Take the entries below and print all of them exactly, please.
>> Begin
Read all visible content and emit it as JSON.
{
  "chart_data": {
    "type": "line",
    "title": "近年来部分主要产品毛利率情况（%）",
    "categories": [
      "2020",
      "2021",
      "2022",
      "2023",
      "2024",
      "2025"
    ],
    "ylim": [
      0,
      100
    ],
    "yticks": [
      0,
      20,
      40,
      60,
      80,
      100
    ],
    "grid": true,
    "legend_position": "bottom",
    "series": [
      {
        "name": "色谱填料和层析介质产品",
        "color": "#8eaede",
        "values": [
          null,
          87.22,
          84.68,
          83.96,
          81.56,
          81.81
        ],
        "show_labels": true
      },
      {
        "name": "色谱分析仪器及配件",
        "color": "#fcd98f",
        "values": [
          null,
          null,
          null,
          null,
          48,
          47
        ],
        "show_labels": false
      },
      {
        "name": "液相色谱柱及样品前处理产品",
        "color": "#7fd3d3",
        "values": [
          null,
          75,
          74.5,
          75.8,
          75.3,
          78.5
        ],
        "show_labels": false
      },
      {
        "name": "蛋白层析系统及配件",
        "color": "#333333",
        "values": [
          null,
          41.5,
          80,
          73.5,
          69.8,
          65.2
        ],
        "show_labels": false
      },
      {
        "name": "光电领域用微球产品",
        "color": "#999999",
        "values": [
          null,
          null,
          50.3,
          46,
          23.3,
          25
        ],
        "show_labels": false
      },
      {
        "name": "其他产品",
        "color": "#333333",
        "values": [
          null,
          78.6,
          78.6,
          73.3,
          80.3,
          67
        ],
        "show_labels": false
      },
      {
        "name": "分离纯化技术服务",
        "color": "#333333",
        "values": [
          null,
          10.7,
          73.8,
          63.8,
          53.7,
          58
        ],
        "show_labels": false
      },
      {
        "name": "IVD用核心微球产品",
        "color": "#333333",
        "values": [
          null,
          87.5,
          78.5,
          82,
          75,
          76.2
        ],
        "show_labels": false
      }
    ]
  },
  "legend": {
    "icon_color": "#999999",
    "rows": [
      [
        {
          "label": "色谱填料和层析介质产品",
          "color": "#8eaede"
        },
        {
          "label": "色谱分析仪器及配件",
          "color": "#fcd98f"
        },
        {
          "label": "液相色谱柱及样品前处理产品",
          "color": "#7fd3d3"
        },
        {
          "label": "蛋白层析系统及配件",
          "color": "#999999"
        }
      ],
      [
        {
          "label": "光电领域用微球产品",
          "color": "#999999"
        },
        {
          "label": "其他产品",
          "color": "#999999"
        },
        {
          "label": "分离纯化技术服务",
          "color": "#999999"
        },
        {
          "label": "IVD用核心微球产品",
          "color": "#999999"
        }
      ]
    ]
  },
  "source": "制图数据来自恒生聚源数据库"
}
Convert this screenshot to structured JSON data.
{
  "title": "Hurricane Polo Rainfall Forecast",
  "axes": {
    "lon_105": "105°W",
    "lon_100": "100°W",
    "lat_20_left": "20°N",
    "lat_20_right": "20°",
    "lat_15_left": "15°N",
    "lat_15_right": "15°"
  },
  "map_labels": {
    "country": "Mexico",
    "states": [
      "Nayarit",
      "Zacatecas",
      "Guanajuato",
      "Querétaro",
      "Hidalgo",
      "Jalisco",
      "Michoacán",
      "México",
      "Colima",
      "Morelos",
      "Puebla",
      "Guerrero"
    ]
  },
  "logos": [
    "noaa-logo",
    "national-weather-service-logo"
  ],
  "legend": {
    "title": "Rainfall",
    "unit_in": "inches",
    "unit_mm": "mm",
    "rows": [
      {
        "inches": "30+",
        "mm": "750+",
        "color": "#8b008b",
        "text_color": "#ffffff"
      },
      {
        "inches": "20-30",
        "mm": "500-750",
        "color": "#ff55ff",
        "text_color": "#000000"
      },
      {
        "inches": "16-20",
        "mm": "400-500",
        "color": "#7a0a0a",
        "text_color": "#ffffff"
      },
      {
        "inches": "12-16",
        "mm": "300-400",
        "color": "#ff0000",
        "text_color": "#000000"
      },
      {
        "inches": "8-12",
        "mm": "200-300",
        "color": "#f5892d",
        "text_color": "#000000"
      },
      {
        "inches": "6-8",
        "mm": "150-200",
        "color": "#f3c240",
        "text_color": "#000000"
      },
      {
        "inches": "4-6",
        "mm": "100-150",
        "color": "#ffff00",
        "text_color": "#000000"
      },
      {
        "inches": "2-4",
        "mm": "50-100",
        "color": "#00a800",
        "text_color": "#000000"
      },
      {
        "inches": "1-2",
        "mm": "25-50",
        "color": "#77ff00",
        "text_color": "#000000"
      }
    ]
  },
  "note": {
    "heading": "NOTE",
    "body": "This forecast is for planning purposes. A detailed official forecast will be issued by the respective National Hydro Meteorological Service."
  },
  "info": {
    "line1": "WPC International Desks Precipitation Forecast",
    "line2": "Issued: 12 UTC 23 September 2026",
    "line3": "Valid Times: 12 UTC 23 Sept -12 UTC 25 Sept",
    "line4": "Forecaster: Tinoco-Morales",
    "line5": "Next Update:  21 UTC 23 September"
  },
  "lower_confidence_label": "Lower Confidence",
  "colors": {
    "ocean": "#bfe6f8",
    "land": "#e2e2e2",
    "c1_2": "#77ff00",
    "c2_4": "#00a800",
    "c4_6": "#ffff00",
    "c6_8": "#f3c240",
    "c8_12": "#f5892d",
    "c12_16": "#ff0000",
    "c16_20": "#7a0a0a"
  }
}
>> End
The solution:
Read all visible content and emit it as JSON.
{
  "chart_data": {
    "type": "line",
    "title": "近年来部分主要产品毛利率情况（%）",
    "categories": [
      "2020",
      "2021",
      "2022",
      "2023",
      "2024",
      "2025"
    ],
    "ylim": [
      0,
      100
    ],
    "yticks": [
      0,
      20,
      40,
      60,
      80,
      100
    ],
    "grid": true,
    "legend_position": "bottom",
    "series": [
      {
        "name": "色谱填料和层析介质产品",
        "color": "#8eaede",
        "values": [
          null,
          87.22,
          84.68,
          83.96,
          81.56,
          81.81
        ],
        "show_labels": true
      },
      {
        "name": "色谱分析仪器及配件",
        "color": "#fcd98f",
        "values": [
          null,
          null,
          null,
          null,
          48,
          47
        ],
        "show_labels": false
      },
      {
        "name": "液相色谱柱及样品前处理产品",
        "color": "#7fd3d3",
        "values": [
          null,
          75,
          74.5,
          75.8,
          75.3,
          78.5
        ],
        "show_labels": false
      },
      {
        "name": "蛋白层析系统及配件",
        "color": "#333333",
        "values": [
          null,
          41.5,
          80,
          73.5,
          69.8,
          65.2
        ],
        "show_labels": false
      },
      {
        "name": "光电领域用微球产品",
        "color": "#999999",
        "values": [
          null,
          null,
          50.3,
          46,
          23.3,
          25
        ],
        "show_labels": false
      },
      {
        "name": "其他产品",
        "color": "#333333",
        "values": [
          null,
          78.6,
          78.6,
          73.3,
          80.3,
          67
        ],
        "show_labels": false
      },
      {
        "name": "分离纯化技术服务",
        "color": "#333333",
        "values": [
          null,
          10.7,
          73.8,
          63.8,
          53.7,
          58
        ],
        "show_labels": false
      },
      {
        "name": "IVD用核心微球产品",
        "color": "#333333",
        "values": [
          null,
          87.5,
          78.5,
          82,
          75,
          76.2
        ],
        "show_labels": false
      }
    ]
  },
  "legend": {
    "icon_color": "#999999",
    "rows": [
      [
        {
          "label": "色谱填料和层析介质产品",
          "color": "#8eaede"
        },
        {
          "label": "色谱分析仪器及配件",
          "color": "#fcd98f"
        },
        {
          "label": "液相色谱柱及样品前处理产品",
          "color": "#7fd3d3"
        },
        {
          "label": "蛋白层析系统及配件",
          "color": "#999999"
        }
      ],
      [
        {
          "label": "光电领域用微球产品",
          "color": "#999999"
        },
        {
          "label": "其他产品",
          "color": "#999999"
        },
        {
          "label": "分离纯化技术服务",
          "color": "#999999"
        },
        {
          "label": "IVD用核心微球产品",
          "color": "#999999"
        }
      ]
    ]
  },
  "source": "制图数据来自恒生聚源数据库"
}
Convert this screenshot to structured JSON data.
{
  "title": "Hurricane Polo Rainfall Forecast",
  "axes": {
    "lon_105": "105°W",
    "lon_100": "100°W",
    "lat_20_left": "20°N",
    "lat_20_right": "20°",
    "lat_15_left": "15°N",
    "lat_15_right": "15°"
  },
  "map_labels": {
    "country": "Mexico",
    "states": [
      "Nayarit",
      "Zacatecas",
      "Guanajuato",
      "Querétaro",
      "Hidalgo",
      "Jalisco",
      "Michoacán",
      "México",
      "Colima",
      "Morelos",
      "Puebla",
      "Guerrero"
    ]
  },
  "logos": [
    "noaa-logo",
    "national-weather-service-logo"
  ],
  "legend": {
    "title": "Rainfall",
    "unit_in": "inches",
    "unit_mm": "mm",
    "rows": [
      {
        "inches": "30+",
        "mm": "750+",
        "color": "#8b008b",
        "text_color": "#ffffff"
      },
      {
        "inches": "20-30",
        "mm": "500-750",
        "color": "#ff55ff",
        "text_color": "#000000"
      },
      {
        "inches": "16-20",
        "mm": "400-500",
        "color": "#7a0a0a",
        "text_color": "#ffffff"
      },
      {
        "inches": "12-16",
        "mm": "300-400",
        "color": "#ff0000",
        "text_color": "#000000"
      },
      {
        "inches": "8-12",
        "mm": "200-300",
        "color": "#f5892d",
        "text_color": "#000000"
      },
      {
        "inches": "6-8",
        "mm": "150-200",
        "color": "#f3c240",
        "text_color": "#000000"
      },
      {
        "inches": "4-6",
        "mm": "100-150",
        "color": "#ffff00",
        "text_color": "#000000"
      },
      {
        "inches": "2-4",
        "mm": "50-100",
        "color": "#00a800",
        "text_color": "#000000"
      },
      {
        "inches": "1-2",
        "mm": "25-50",
        "color": "#77ff00",
        "text_color": "#000000"
      }
    ]
  },
  "note": {
    "heading": "NOTE",
    "body": "This forecast is for planning purposes. A detailed official forecast will be issued by the respective National Hydro Meteorological Service."
  },
  "info": {
    "line1": "WPC International Desks Precipitation Forecast",
    "line2": "Issued: 12 UTC 23 September 2026",
    "line3": "Valid Times: 12 UTC 23 Sept -12 UTC 25 Sept",
    "line4": "Forecaster: Tinoco-Morales",
    "line5": "Next Update:  21 UTC 23 September"
  },
  "lower_confidence_label": "Lower Confidence",
  "colors": {
    "ocean": "#bfe6f8",
    "land": "#e2e2e2",
    "c1_2": "#77ff00",
    "c2_4": "#00a800",
    "c4_6": "#ffff00",
    "c6_8": "#f3c240",
    "c8_12": "#f5892d",
    "c12_16": "#ff0000",
    "c16_20": "#7a0a0a"
  }
}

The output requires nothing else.